**Data entries:**
** begin **
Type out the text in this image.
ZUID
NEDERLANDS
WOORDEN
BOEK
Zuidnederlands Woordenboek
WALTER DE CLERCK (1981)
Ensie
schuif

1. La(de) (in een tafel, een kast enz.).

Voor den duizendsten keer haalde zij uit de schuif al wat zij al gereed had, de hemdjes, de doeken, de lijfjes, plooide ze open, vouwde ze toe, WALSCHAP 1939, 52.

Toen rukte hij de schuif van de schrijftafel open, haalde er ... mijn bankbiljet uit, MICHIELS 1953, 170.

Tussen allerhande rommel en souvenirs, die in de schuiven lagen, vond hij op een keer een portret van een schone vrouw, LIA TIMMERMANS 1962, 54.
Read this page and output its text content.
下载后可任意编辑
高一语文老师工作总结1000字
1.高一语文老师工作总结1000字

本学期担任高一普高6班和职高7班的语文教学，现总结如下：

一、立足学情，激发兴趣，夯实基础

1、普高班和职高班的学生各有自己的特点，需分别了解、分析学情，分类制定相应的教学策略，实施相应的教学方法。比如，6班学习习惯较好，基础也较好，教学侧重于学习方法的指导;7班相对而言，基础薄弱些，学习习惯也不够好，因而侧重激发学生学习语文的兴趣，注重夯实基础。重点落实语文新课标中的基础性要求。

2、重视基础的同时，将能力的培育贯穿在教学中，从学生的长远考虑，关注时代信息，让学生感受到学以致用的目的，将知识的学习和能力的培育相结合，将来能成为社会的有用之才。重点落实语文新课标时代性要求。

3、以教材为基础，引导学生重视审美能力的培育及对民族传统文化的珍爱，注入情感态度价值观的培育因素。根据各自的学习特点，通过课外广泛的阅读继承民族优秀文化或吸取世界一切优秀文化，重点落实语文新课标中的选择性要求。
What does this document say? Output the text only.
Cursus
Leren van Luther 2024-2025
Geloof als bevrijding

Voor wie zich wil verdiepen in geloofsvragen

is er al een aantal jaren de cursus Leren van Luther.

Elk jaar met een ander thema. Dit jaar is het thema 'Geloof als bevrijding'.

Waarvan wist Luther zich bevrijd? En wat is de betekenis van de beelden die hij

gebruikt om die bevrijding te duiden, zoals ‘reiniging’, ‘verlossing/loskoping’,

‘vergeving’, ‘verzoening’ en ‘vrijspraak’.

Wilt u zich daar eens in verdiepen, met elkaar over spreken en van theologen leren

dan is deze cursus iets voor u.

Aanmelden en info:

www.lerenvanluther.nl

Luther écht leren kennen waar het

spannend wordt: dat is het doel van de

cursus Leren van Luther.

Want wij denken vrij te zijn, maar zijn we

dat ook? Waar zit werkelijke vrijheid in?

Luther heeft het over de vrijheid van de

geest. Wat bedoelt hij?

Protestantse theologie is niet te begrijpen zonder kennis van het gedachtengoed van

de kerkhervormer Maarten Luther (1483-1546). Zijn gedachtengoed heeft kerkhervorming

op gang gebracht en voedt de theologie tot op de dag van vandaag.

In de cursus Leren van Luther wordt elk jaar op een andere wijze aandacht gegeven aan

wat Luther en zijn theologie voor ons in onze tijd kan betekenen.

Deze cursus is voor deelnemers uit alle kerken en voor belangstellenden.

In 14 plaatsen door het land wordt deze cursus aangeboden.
** end **
**EXERCISE INSTRUCTIONS:**
Count every line above that holds the string "open" and give the total, nothing more.

**RESPONSE TO THE EXERCISE:**
2